### YOUR GOAL
Find each line with "screenshot" and copy it.

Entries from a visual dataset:
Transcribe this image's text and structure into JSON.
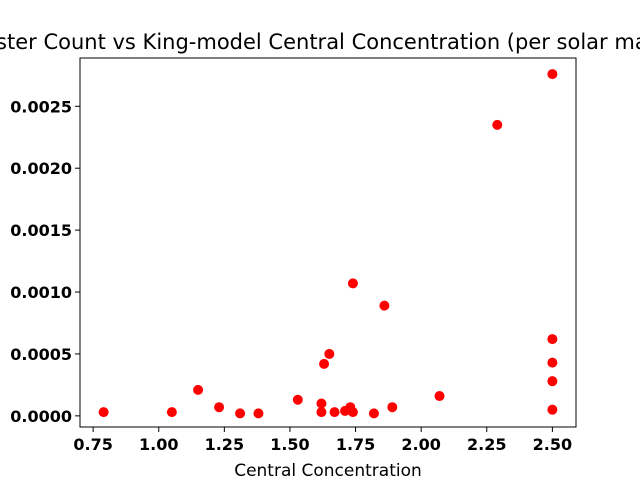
{
  "chart_data": {
    "type": "scatter",
    "title": "Cluster Count vs King-model Central Concentration (per solar mass)",
    "xlabel": "Central Concentration",
    "ylabel": "",
    "xlim": [
      0.7,
      2.59
    ],
    "ylim": [
      -9e-05,
      0.00289
    ],
    "x_ticks": [
      0.75,
      1.0,
      1.25,
      1.5,
      1.75,
      2.0,
      2.25,
      2.5
    ],
    "x_tick_labels": [
      "0.75",
      "1.00",
      "1.25",
      "1.50",
      "1.75",
      "2.00",
      "2.25",
      "2.50"
    ],
    "y_ticks": [
      0.0,
      0.0005,
      0.001,
      0.0015,
      0.002,
      0.0025
    ],
    "y_tick_labels": [
      "0.0000",
      "0.0005",
      "0.0010",
      "0.0015",
      "0.0020",
      "0.0025"
    ],
    "grid": false,
    "marker_color": "#ff0000",
    "series": [
      {
        "points": [
          [
            0.79,
            3e-05
          ],
          [
            1.05,
            3e-05
          ],
          [
            1.15,
            0.00021
          ],
          [
            1.23,
            7e-05
          ],
          [
            1.31,
            2e-05
          ],
          [
            1.38,
            2e-05
          ],
          [
            1.53,
            0.00013
          ],
          [
            1.62,
            0.0001
          ],
          [
            1.62,
            3e-05
          ],
          [
            1.63,
            0.00042
          ],
          [
            1.65,
            0.0005
          ],
          [
            1.67,
            3e-05
          ],
          [
            1.71,
            4e-05
          ],
          [
            1.73,
            7e-05
          ],
          [
            1.74,
            3e-05
          ],
          [
            1.74,
            0.00107
          ],
          [
            1.82,
            2e-05
          ],
          [
            1.86,
            0.00089
          ],
          [
            1.89,
            7e-05
          ],
          [
            2.07,
            0.00016
          ],
          [
            2.29,
            0.00235
          ],
          [
            2.5,
            0.00276
          ],
          [
            2.5,
            0.00062
          ],
          [
            2.5,
            0.00043
          ],
          [
            2.5,
            0.00028
          ],
          [
            2.5,
            5e-05
          ]
        ]
      }
    ]
  }
}
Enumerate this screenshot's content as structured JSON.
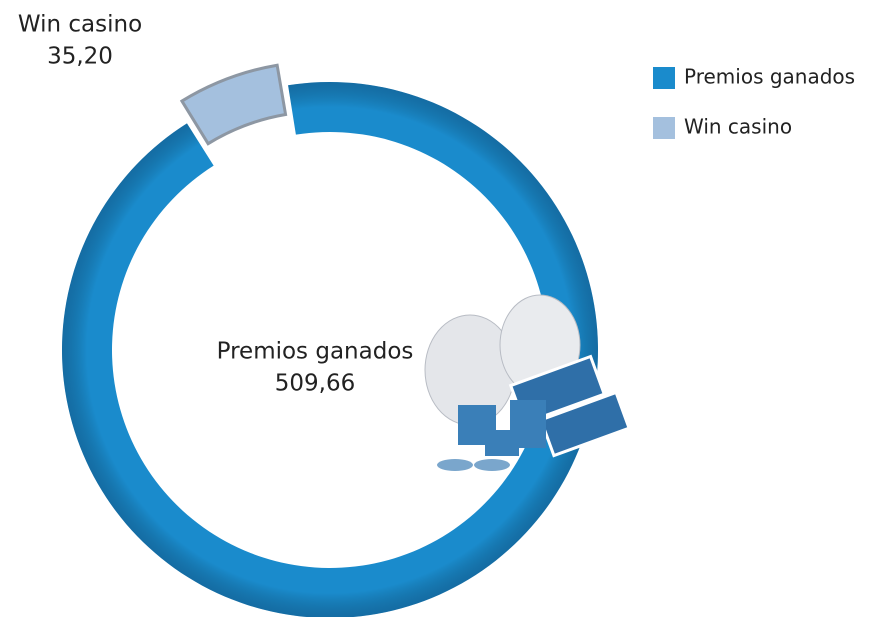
{
  "chart_data": {
    "type": "pie",
    "donut": true,
    "categories": [
      "Premios ganados",
      "Win casino"
    ],
    "values": [
      509.66,
      35.2
    ],
    "value_labels": [
      "509,66",
      "35,20"
    ],
    "colors": [
      "#1a8bcc",
      "#a4c0de"
    ],
    "exploded": [
      false,
      true
    ],
    "legend": "top-right"
  }
}
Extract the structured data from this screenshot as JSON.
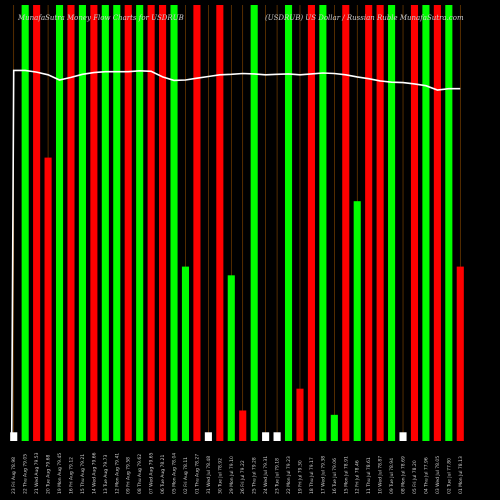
{
  "chart_data": {
    "type": "bar",
    "title": "MunafaSutra Money Flow Charts for USDRUB",
    "subtitle": "(USDRUB) US Dollar / Russian Ruble MunafaSutra.com",
    "colors": {
      "background": "#000000",
      "up": "#00ff00",
      "down": "#ff0000",
      "neutral": "#ffffff",
      "gridline": "#8a4a00",
      "price_line": "#ffffff"
    },
    "categories": [
      "23 Fri Aug 78.98",
      "22 Thu Aug 79.05",
      "21 Wed Aug 79.53",
      "20 Tue Aug 79.68",
      "19 Mon Aug 79.45",
      "16 Fri Aug 79.12",
      "15 Thu Aug 79.21",
      "14 Wed Aug 79.66",
      "13 Tue Aug 79.73",
      "12 Mon Aug 79.41",
      "09 Fri Aug 79.58",
      "08 Thu Aug 79.62",
      "07 Wed Aug 79.65",
      "06 Tue Aug 78.21",
      "05 Mon Aug 78.04",
      "02 Fri Aug 78.11",
      "01 Thu Aug 78.27",
      "31 Wed Jul 78.48",
      "30 Tue Jul 78.92",
      "29 Mon Jul 79.10",
      "26 Fri Jul 79.22",
      "25 Thu Jul 79.28",
      "24 Wed Jul 79.31",
      "23 Tue Jul 79.18",
      "22 Mon Jul 79.23",
      "19 Fri Jul 79.30",
      "18 Thu Jul 79.17",
      "17 Wed Jul 79.38",
      "16 Tue Jul 79.06",
      "15 Mon Jul 78.91",
      "12 Fri Jul 78.46",
      "11 Thu Jul 78.61",
      "10 Wed Jul 78.87",
      "09 Tue Jul 78.94",
      "08 Mon Jul 78.69",
      "05 Fri Jul 78.20",
      "04 Thu Jul 77.96",
      "03 Wed Jul 78.05",
      "02 Tue Jul 77.80",
      "01 Mon Jul 78.13"
    ],
    "values": [
      2,
      100,
      100,
      65,
      100,
      100,
      100,
      100,
      100,
      100,
      100,
      100,
      100,
      100,
      100,
      40,
      100,
      2,
      100,
      38,
      7,
      100,
      2,
      2,
      100,
      12,
      100,
      100,
      6,
      100,
      55,
      100,
      100,
      100,
      2,
      100,
      100,
      100,
      100,
      40
    ],
    "directions": [
      "neutral",
      "up",
      "down",
      "down",
      "up",
      "down",
      "up",
      "down",
      "up",
      "up",
      "down",
      "up",
      "down",
      "down",
      "up",
      "up",
      "down",
      "neutral",
      "down",
      "up",
      "down",
      "up",
      "neutral",
      "neutral",
      "up",
      "down",
      "down",
      "up",
      "up",
      "down",
      "up",
      "down",
      "down",
      "up",
      "neutral",
      "down",
      "up",
      "down",
      "up",
      "down"
    ],
    "price_line": [
      85.0,
      85.0,
      84.6,
      84.0,
      82.8,
      83.4,
      84.1,
      84.5,
      84.7,
      84.7,
      84.7,
      84.9,
      84.8,
      83.5,
      82.7,
      82.8,
      83.2,
      83.6,
      84.0,
      84.1,
      84.3,
      84.2,
      84.0,
      84.1,
      84.2,
      84.0,
      84.2,
      84.4,
      84.3,
      84.0,
      83.5,
      83.1,
      82.6,
      82.3,
      82.2,
      81.9,
      81.5,
      80.5,
      80.8,
      80.8
    ],
    "ylim": [
      0,
      100
    ],
    "grid": true,
    "legend": "none"
  }
}
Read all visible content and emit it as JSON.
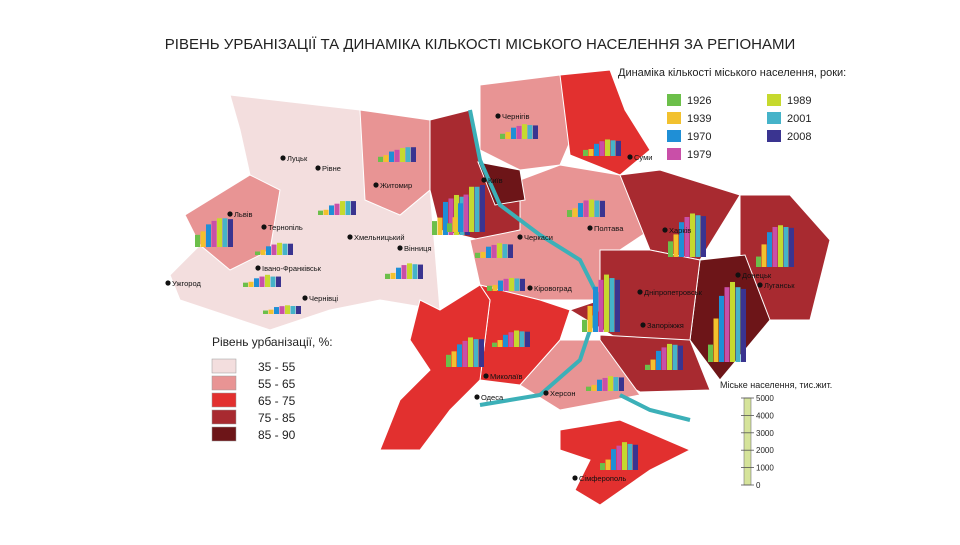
{
  "title": "РІВЕНЬ УРБАНІЗАЦІЇ ТА ДИНАМІКА КІЛЬКОСТІ МІСЬКОГО НАСЕЛЕННЯ ЗА РЕГІОНАМИ",
  "series_legend": {
    "title": "Динаміка кількості міського населення, роки:",
    "series": [
      {
        "name": "1926",
        "color": "#6cbf4a"
      },
      {
        "name": "1939",
        "color": "#f2c12e"
      },
      {
        "name": "1970",
        "color": "#1f8fd6"
      },
      {
        "name": "1979",
        "color": "#c94fa8"
      },
      {
        "name": "1989",
        "color": "#c6d92e"
      },
      {
        "name": "2001",
        "color": "#45b3c9"
      },
      {
        "name": "2008",
        "color": "#3a3490"
      }
    ]
  },
  "urbanization_legend": {
    "title": "Рівень урбанізації, %:",
    "classes": [
      {
        "label": "35 - 55",
        "color": "#f3dede"
      },
      {
        "label": "55 - 65",
        "color": "#e89494"
      },
      {
        "label": "65 - 75",
        "color": "#e2302f"
      },
      {
        "label": "75 - 85",
        "color": "#a82a30"
      },
      {
        "label": "85 - 90",
        "color": "#6d1518"
      }
    ]
  },
  "scale_legend": {
    "title": "Міське населення, тис.жит.",
    "ylim": [
      0,
      5000
    ],
    "yticks": [
      0,
      1000,
      2000,
      3000,
      4000,
      5000
    ]
  },
  "cities": [
    "Луцьк",
    "Рівне",
    "Житомир",
    "Чернігів",
    "Суми",
    "Київ",
    "Харків",
    "Львів",
    "Тернопіль",
    "Хмельницький",
    "Вінниця",
    "Івано-Франківськ",
    "Ужгород",
    "Чернівці",
    "Черкаси",
    "Полтава",
    "Кіровоград",
    "Дніпропетровськ",
    "Донецьк",
    "Луганськ",
    "Запоріжжя",
    "Миколаїв",
    "Херсон",
    "Одеса",
    "Сімферополь"
  ],
  "charts": [
    {
      "values": [
        300,
        400,
        600,
        700,
        800,
        850,
        850
      ]
    },
    {
      "values": [
        250,
        300,
        550,
        650,
        800,
        800,
        800
      ]
    },
    {
      "values": [
        700,
        900,
        1300,
        1500,
        1650,
        1650,
        1600
      ]
    },
    {
      "values": [
        200,
        300,
        500,
        600,
        700,
        650,
        650
      ]
    },
    {
      "values": [
        250,
        300,
        500,
        600,
        700,
        600,
        600
      ]
    },
    {
      "values": [
        200,
        250,
        400,
        450,
        500,
        460,
        460
      ]
    },
    {
      "values": [
        300,
        350,
        650,
        800,
        900,
        850,
        830
      ]
    },
    {
      "values": [
        800,
        1000,
        1900,
        2100,
        2300,
        2200,
        2200
      ]
    },
    {
      "values": [
        500,
        850,
        1650,
        2150,
        2600,
        2600,
        2700
      ]
    },
    {
      "values": [
        300,
        400,
        650,
        750,
        850,
        800,
        780
      ]
    },
    {
      "values": [
        350,
        400,
        700,
        850,
        950,
        900,
        870
      ]
    },
    {
      "values": [
        400,
        500,
        800,
        950,
        1000,
        950,
        930
      ]
    },
    {
      "values": [
        300,
        350,
        650,
        750,
        850,
        800,
        780
      ]
    },
    {
      "values": [
        300,
        350,
        600,
        700,
        750,
        720,
        700
      ]
    },
    {
      "values": [
        900,
        1300,
        2000,
        2300,
        2500,
        2400,
        2350
      ]
    },
    {
      "values": [
        600,
        1300,
        2000,
        2300,
        2400,
        2300,
        2250
      ]
    },
    {
      "values": [
        1000,
        2500,
        3800,
        4300,
        4600,
        4300,
        4200
      ]
    },
    {
      "values": [
        700,
        1500,
        2600,
        3000,
        3300,
        3100,
        3000
      ]
    },
    {
      "values": [
        300,
        600,
        1100,
        1300,
        1500,
        1450,
        1400
      ]
    },
    {
      "values": [
        250,
        400,
        700,
        850,
        950,
        900,
        880
      ]
    },
    {
      "values": [
        700,
        900,
        1300,
        1500,
        1700,
        1600,
        1600
      ]
    },
    {
      "values": [
        250,
        350,
        650,
        750,
        850,
        800,
        780
      ]
    },
    {
      "values": [
        400,
        600,
        1200,
        1400,
        1600,
        1500,
        1450
      ]
    }
  ]
}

### WRITTEN SOLUTION
Enumerate this screenshot's content as structured JSON.
Extract the structured data from this screenshot as JSON.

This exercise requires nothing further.